>> START Provided entries
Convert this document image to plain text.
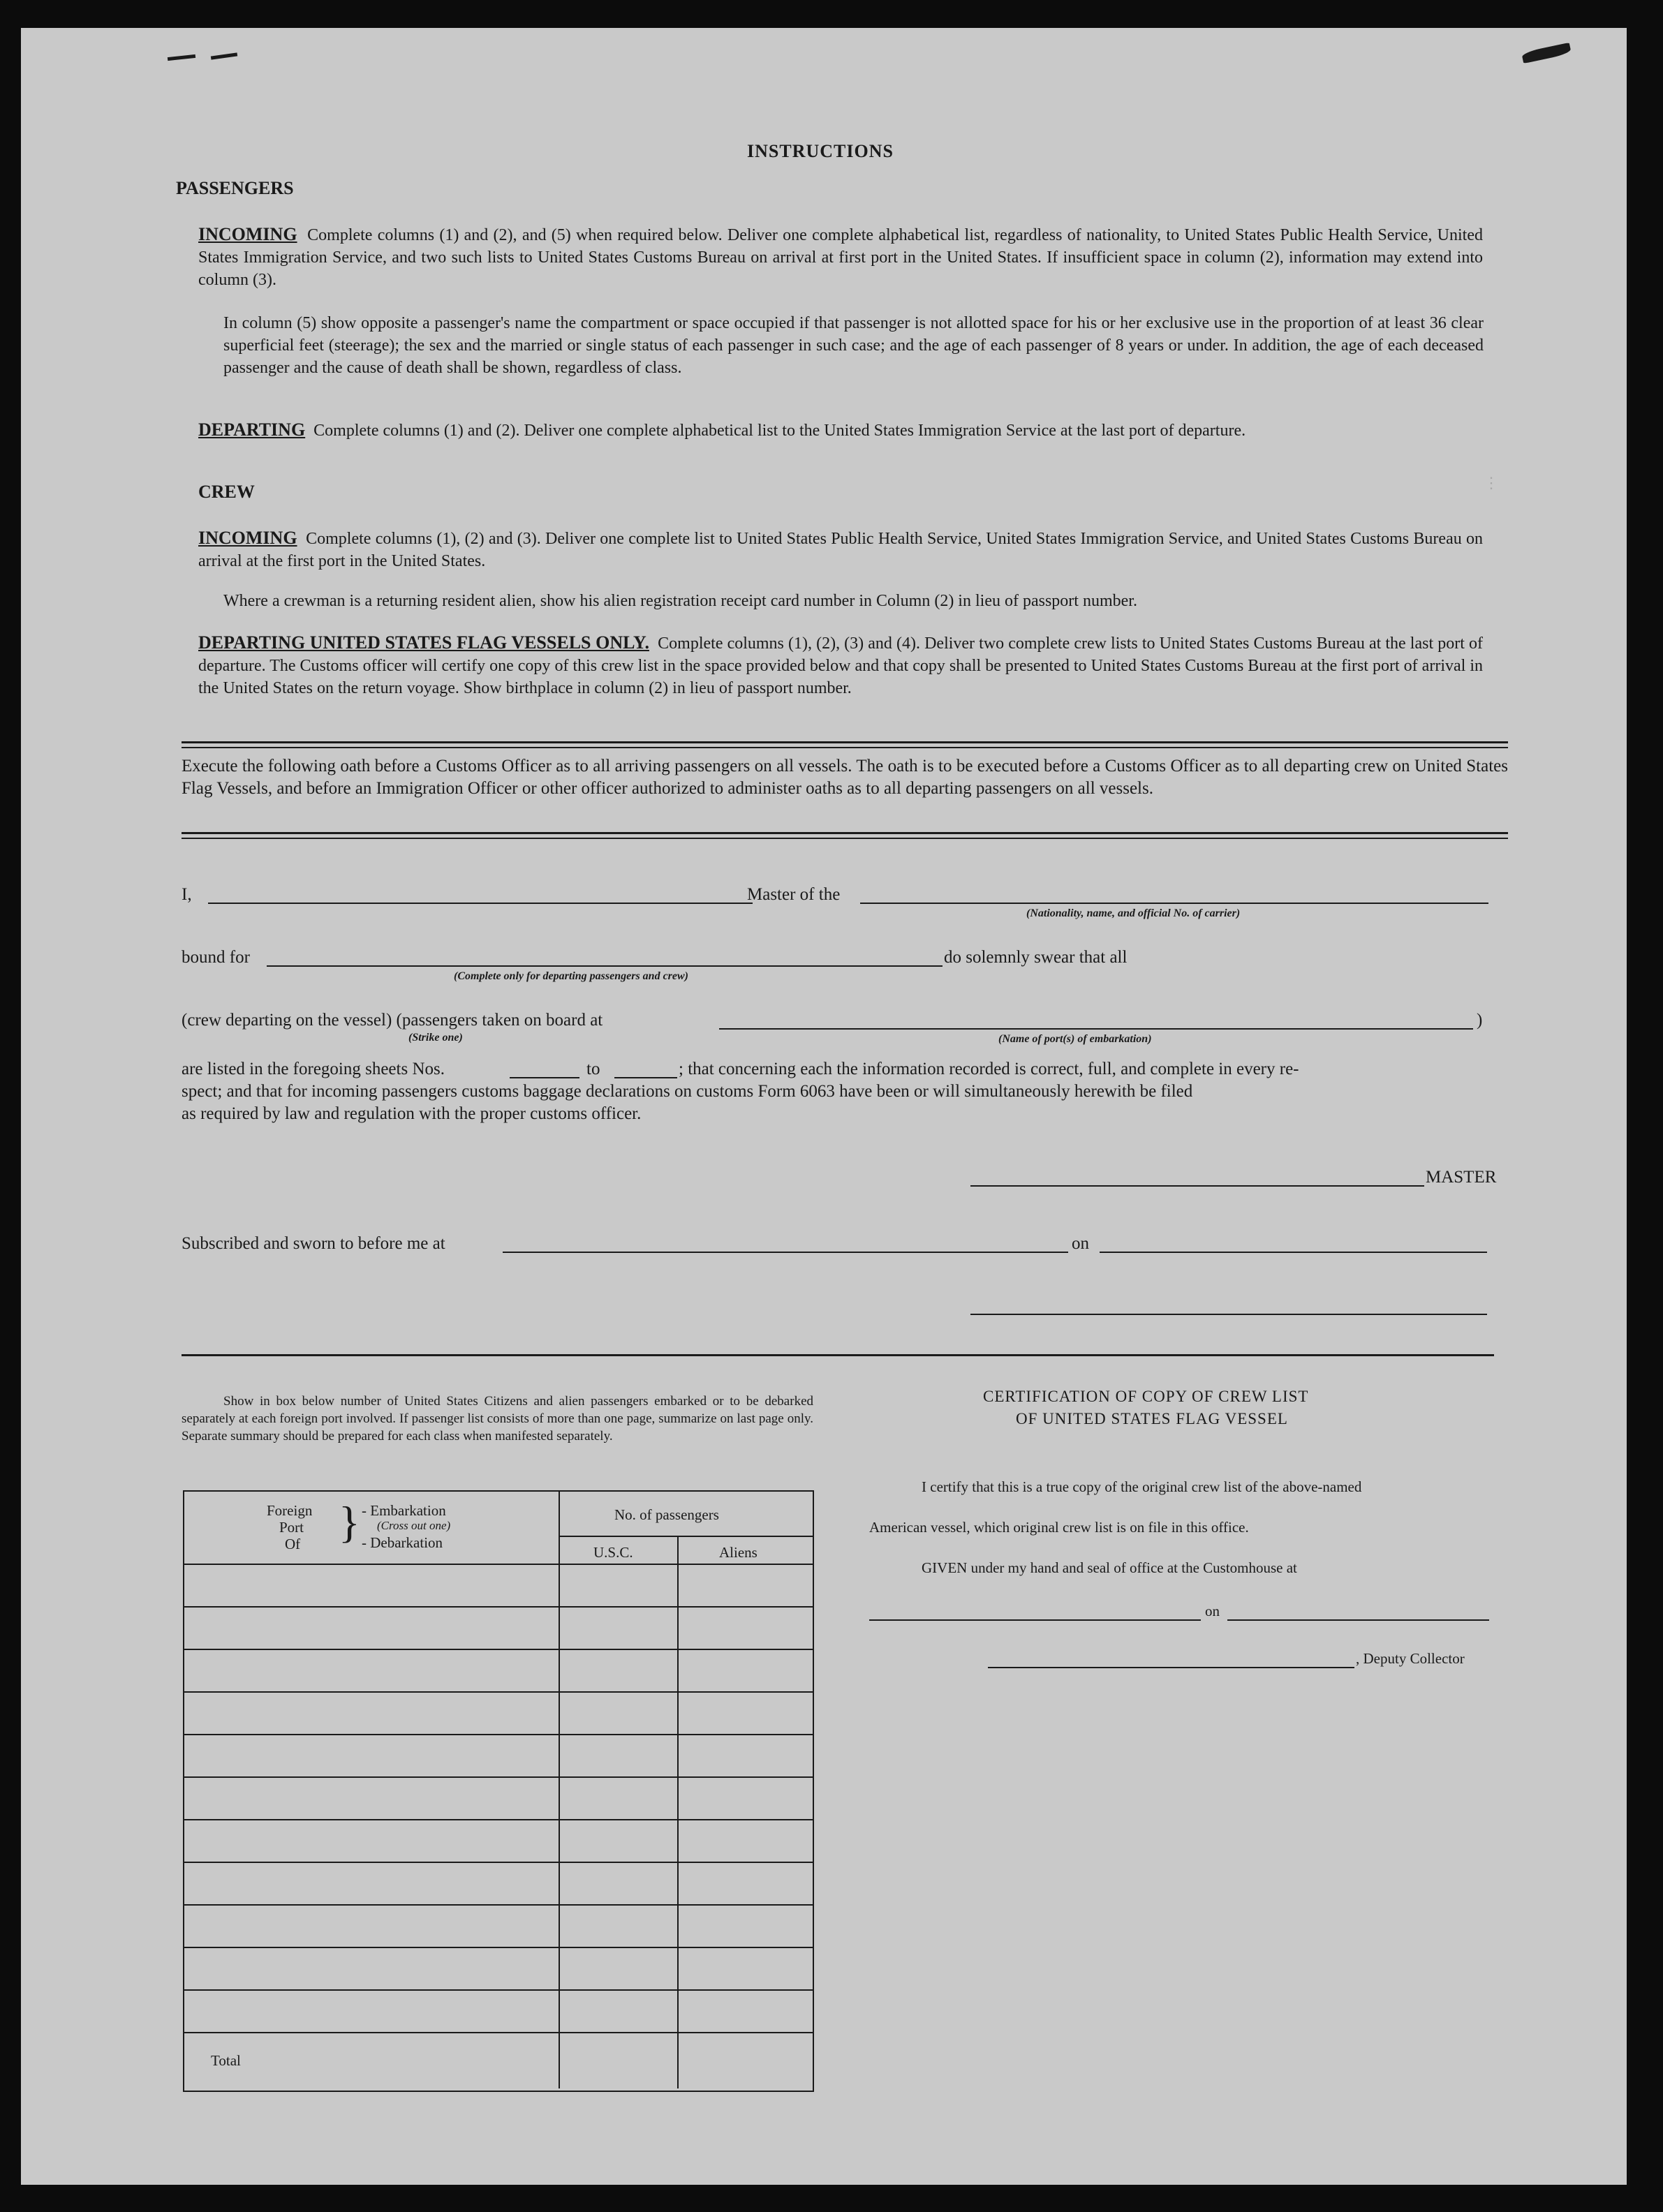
⋮
INSTRUCTIONS
PASSENGERS
INCOMING Complete columns (1) and (2), and (5) when required below. Deliver one complete alphabetical list, regardless of nationality, to United States Public Health Service, United States Immigration Service, and two such lists to United States Customs Bureau on arrival at first port in the United States. If insufficient space in column (2), information may extend into column (3).
In column (5) show opposite a passenger's name the compartment or space occupied if that passenger is not allotted space for his or her exclusive use in the proportion of at least 36 clear superficial feet (steerage); the sex and the married or single status of each passenger in such case; and the age of each passenger of 8 years or under. In addition, the age of each deceased passenger and the cause of death shall be shown, regardless of class.
DEPARTING Complete columns (1) and (2). Deliver one complete alphabetical list to the United States Immigration Service at the last port of departure.
CREW
INCOMING Complete columns (1), (2) and (3). Deliver one complete list to United States Public Health Service, United States Immigration Service, and United States Customs Bureau on arrival at the first port in the United States.
Where a crewman is a returning resident alien, show his alien registration receipt card number in Column (2) in lieu of passport number.
DEPARTING UNITED STATES FLAG VESSELS ONLY. Complete columns (1), (2), (3) and (4). Deliver two complete crew lists to United States Customs Bureau at the last port of departure. The Customs officer will certify one copy of this crew list in the space provided below and that copy shall be presented to United States Customs Bureau at the first port of arrival in the United States on the return voyage. Show birthplace in column (2) in lieu of passport number.
Execute the following oath before a Customs Officer as to all arriving passengers on all vessels. The oath is to be executed before a Customs Officer as to all departing crew on United States Flag Vessels, and before an Immigration Officer or other officer authorized to administer oaths as to all departing passengers on all vessels.
I,	Master of the
(Nationality, name, and official No. of carrier)
bound for
(Complete only for departing passengers and crew)
do solemnly swear that all
(crew departing on the vessel) (passengers taken on board at
(Strike one)	(Name of port(s) of embarkation)
)
are listed in the foregoing sheets Nos.	to	; that concerning each the information recorded is correct, full, and complete in every re-
spect; and that for incoming passengers customs baggage declarations on customs Form 6063 have been or will simultaneously herewith be filed
as required by law and regulation with the proper customs officer.
MASTER
Subscribed and sworn to before me at	on
Show in box below number of United States Citizens and alien passengers embarked or to be debarked separately at each foreign port involved. If passenger list consists of more than one page, summarize on last page only. Separate summary should be prepared for each class when manifested separately.
Foreign
Port
Of } - Embarkation
(Cross out one)
- Debarkation
No. of passengers
U.S.C.	Aliens
Total
CERTIFICATION OF COPY OF CREW LIST
OF UNITED STATES FLAG VESSEL
I certify that this is a true copy of the original crew list of the above-named
American vessel, which original crew list is on file in this office.
GIVEN under my hand and seal of office at the Customhouse at
on
, Deputy Collector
>> END Provided entries
## What is needed
Excluding the pictures, restate the records above word for word.

## Exercise output
Convert this document image to plain text.
⋮
INSTRUCTIONS
PASSENGERS
INCOMING Complete columns (1) and (2), and (5) when required below. Deliver one complete alphabetical list, regardless of nationality, to United States Public Health Service, United States Immigration Service, and two such lists to United States Customs Bureau on arrival at first port in the United States. If insufficient space in column (2), information may extend into column (3).
In column (5) show opposite a passenger's name the compartment or space occupied if that passenger is not allotted space for his or her exclusive use in the proportion of at least 36 clear superficial feet (steerage); the sex and the married or single status of each passenger in such case; and the age of each passenger of 8 years or under. In addition, the age of each deceased passenger and the cause of death shall be shown, regardless of class.
DEPARTING Complete columns (1) and (2). Deliver one complete alphabetical list to the United States Immigration Service at the last port of departure.
CREW
INCOMING Complete columns (1), (2) and (3). Deliver one complete list to United States Public Health Service, United States Immigration Service, and United States Customs Bureau on arrival at the first port in the United States.
Where a crewman is a returning resident alien, show his alien registration receipt card number in Column (2) in lieu of passport number.
DEPARTING UNITED STATES FLAG VESSELS ONLY. Complete columns (1), (2), (3) and (4). Deliver two complete crew lists to United States Customs Bureau at the last port of departure. The Customs officer will certify one copy of this crew list in the space provided below and that copy shall be presented to United States Customs Bureau at the first port of arrival in the United States on the return voyage. Show birthplace in column (2) in lieu of passport number.
Execute the following oath before a Customs Officer as to all arriving passengers on all vessels. The oath is to be executed before a Customs Officer as to all departing crew on United States Flag Vessels, and before an Immigration Officer or other officer authorized to administer oaths as to all departing passengers on all vessels.
I,	Master of the
(Nationality, name, and official No. of carrier)
bound for
(Complete only for departing passengers and crew)
do solemnly swear that all
(crew departing on the vessel) (passengers taken on board at
(Strike one)	(Name of port(s) of embarkation)
)
are listed in the foregoing sheets Nos.	to	; that concerning each the information recorded is correct, full, and complete in every re-
spect; and that for incoming passengers customs baggage declarations on customs Form 6063 have been or will simultaneously herewith be filed
as required by law and regulation with the proper customs officer.
MASTER
Subscribed and sworn to before me at	on
Show in box below number of United States Citizens and alien passengers embarked or to be debarked separately at each foreign port involved. If passenger list consists of more than one page, summarize on last page only. Separate summary should be prepared for each class when manifested separately.
Foreign
Port
Of } - Embarkation
(Cross out one)
- Debarkation
No. of passengers
U.S.C.	Aliens
Total
CERTIFICATION OF COPY OF CREW LIST
OF UNITED STATES FLAG VESSEL
I certify that this is a true copy of the original crew list of the above-named
American vessel, which original crew list is on file in this office.
GIVEN under my hand and seal of office at the Customhouse at
on
, Deputy Collector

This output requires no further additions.